In this exercise, reproduce all the entries that follow exactly.
--- START Supplied entries ---
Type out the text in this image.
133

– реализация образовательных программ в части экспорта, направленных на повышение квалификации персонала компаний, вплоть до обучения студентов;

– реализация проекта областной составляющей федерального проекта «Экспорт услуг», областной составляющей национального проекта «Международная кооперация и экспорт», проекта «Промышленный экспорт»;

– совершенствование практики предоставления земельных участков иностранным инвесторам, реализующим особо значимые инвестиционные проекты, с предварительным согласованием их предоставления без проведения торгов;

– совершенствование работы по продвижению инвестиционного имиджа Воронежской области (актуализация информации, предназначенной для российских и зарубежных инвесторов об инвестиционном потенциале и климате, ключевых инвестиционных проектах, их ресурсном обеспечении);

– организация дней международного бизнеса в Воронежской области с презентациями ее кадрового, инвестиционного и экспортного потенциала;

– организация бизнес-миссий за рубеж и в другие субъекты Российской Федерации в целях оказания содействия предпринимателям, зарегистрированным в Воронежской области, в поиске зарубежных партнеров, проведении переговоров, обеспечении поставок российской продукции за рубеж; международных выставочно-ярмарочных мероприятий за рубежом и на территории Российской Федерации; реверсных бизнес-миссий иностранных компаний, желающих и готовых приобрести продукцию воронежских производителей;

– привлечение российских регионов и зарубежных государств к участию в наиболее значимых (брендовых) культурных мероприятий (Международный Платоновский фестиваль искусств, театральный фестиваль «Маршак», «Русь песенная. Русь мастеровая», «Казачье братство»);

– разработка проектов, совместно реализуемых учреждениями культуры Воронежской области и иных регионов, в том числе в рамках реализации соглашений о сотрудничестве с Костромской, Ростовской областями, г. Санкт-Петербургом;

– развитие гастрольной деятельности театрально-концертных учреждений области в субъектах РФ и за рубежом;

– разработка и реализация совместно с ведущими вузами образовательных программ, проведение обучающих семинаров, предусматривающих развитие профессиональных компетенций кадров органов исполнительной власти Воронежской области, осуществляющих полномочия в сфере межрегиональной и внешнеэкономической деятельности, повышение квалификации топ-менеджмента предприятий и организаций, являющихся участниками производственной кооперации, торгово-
--- END Supplied entries ---
■ **Task response**:
Type out the text in this image.
133

– реализация образовательных программ в части экспорта, направленных на повышение квалификации персонала компаний, вплоть до обучения студентов;

– реализация проекта областной составляющей федерального проекта «Экспорт услуг», областной составляющей национального проекта «Международная кооперация и экспорт», проекта «Промышленный экспорт»;

– совершенствование практики предоставления земельных участков иностранным инвесторам, реализующим особо значимые инвестиционные проекты, с предварительным согласованием их предоставления без проведения торгов;

– совершенствование работы по продвижению инвестиционного имиджа Воронежской области (актуализация информации, предназначенной для российских и зарубежных инвесторов об инвестиционном потенциале и климате, ключевых инвестиционных проектах, их ресурсном обеспечении);

– организация дней международного бизнеса в Воронежской области с презентациями ее кадрового, инвестиционного и экспортного потенциала;

– организация бизнес-миссий за рубеж и в другие субъекты Российской Федерации в целях оказания содействия предпринимателям, зарегистрированным в Воронежской области, в поиске зарубежных партнеров, проведении переговоров, обеспечении поставок российской продукции за рубеж; международных выставочно-ярмарочных мероприятий за рубежом и на территории Российской Федерации; реверсных бизнес-миссий иностранных компаний, желающих и готовых приобрести продукцию воронежских производителей;

– привлечение российских регионов и зарубежных государств к участию в наиболее значимых (брендовых) культурных мероприятий (Международный Платоновский фестиваль искусств, театральный фестиваль «Маршак», «Русь песенная. Русь мастеровая», «Казачье братство»);

– разработка проектов, совместно реализуемых учреждениями культуры Воронежской области и иных регионов, в том числе в рамках реализации соглашений о сотрудничестве с Костромской, Ростовской областями, г. Санкт-Петербургом;

– развитие гастрольной деятельности театрально-концертных учреждений области в субъектах РФ и за рубежом;

– разработка и реализация совместно с ведущими вузами образовательных программ, проведение обучающих семинаров, предусматривающих развитие профессиональных компетенций кадров органов исполнительной власти Воронежской области, осуществляющих полномочия в сфере межрегиональной и внешнеэкономической деятельности, повышение квалификации топ-менеджмента предприятий и организаций, являющихся участниками производственной кооперации, торгово-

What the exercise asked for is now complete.